#### Text block:
Personal information
- Full name: Josiah Karapani
- Born: 19 January 2002 (age 24) Auckland, New Zealand
- Height: 183 cm (6 ft 0 in)
- Weight: 90 kg (14 st 2 lb)

Playing information
- Position: Wing, Centre
Club
| Years | Team | Pld | T | G | FG | P |
| 2024– | Brisbane Broncos | 44 | 19 | 0 | 0 | 76 |
- Source: As of 3 September 2026

= Josiah Karapani =

New Zealand rugby league player

Josiah Karapani (born 19 January 2002) is a New Zealand professional rugby league footballer who plays as a er for the Brisbane Broncos in the National Rugby League, with whom he won the 2025 NRL Grand Final.

==Background==
Born in Auckland, Karapani is of Samoan descent. He played junior rugby league for the Otahuhu Leopards and junior rugby union for East Tamaki. He attended Pakuranga College before being signed by the New Zealand Warriors.

==Playing career==
===Early career===
In 2020, Karapani played for the Warriors in the SG Ball Cup. In 2021, he signed with the South Sydney Rabbitohs, playing for their SG Ball, Jersey Flegg Cup and New South Wales Cup sides over the following three seasons.

#### Records provided:

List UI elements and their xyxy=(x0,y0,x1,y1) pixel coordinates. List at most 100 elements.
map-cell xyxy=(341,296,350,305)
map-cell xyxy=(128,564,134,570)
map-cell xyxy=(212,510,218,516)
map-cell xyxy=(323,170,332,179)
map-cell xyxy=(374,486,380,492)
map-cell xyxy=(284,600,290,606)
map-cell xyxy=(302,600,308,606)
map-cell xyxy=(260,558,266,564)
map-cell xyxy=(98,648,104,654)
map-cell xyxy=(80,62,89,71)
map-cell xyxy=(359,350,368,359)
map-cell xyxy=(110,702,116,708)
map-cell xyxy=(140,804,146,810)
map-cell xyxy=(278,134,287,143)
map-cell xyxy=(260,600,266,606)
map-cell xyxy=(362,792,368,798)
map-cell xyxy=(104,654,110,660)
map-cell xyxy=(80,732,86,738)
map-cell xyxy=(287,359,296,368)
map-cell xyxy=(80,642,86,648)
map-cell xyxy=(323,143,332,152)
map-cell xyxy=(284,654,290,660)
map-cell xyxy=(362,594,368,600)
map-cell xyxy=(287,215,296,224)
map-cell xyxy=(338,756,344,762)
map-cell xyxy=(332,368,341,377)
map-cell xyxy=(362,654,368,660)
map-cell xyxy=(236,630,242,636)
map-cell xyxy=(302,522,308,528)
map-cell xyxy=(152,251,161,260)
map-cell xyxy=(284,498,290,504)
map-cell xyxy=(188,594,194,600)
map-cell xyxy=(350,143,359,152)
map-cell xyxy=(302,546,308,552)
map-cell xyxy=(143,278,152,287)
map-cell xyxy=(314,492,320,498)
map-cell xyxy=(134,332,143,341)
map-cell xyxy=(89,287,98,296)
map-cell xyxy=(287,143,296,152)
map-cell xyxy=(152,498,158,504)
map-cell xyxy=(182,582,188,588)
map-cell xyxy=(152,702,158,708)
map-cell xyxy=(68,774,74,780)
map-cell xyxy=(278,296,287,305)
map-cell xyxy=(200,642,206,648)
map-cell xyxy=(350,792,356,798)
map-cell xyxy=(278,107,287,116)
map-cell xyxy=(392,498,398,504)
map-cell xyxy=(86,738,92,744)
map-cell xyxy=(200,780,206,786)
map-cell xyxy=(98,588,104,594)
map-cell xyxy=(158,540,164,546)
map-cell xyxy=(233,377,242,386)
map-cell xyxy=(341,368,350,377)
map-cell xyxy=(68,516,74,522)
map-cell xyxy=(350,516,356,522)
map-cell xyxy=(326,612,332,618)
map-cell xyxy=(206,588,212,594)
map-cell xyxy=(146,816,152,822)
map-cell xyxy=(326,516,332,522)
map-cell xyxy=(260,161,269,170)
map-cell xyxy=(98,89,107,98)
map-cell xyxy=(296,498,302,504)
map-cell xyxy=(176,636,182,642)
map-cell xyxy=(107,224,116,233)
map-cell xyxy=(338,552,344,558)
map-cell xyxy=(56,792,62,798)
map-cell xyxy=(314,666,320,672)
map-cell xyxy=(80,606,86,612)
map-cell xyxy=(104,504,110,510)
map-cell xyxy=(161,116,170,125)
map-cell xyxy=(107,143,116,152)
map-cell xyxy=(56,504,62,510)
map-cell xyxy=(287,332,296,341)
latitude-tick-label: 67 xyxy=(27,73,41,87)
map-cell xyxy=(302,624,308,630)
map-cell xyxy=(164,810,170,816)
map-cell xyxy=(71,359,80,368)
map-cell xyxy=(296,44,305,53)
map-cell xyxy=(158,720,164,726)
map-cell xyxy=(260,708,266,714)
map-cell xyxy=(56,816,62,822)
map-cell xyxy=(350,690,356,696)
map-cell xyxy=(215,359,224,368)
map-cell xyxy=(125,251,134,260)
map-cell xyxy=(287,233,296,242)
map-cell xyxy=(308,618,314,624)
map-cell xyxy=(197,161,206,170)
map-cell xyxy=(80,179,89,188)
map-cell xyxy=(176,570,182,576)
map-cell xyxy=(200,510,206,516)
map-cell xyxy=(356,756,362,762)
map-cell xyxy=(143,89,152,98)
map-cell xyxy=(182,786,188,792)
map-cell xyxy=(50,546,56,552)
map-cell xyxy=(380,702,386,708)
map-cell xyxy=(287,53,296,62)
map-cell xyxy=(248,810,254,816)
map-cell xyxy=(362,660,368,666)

#### Work instruction:
Rewrite the Josiah Karapani text between "Josiah Karapani (born" and "New Zealand Warriors.", inclusive, changing "Otahuhu Leopards" to "Mangere East Hawks" each time it appears. Work from the text only, not the records.

#### Output below:
Josiah Karapani (born 19 January 2002) is a New Zealand professional rugby league footballer who plays as a er for the Brisbane Broncos in the National Rugby League, with whom he won the 2025 NRL Grand Final.

==Background==
Born in Auckland, Karapani is of Samoan descent. He played junior rugby league for the Mangere East Hawks and junior rugby union for East Tamaki. He attended Pakuranga College before being signed by the New Zealand Warriors.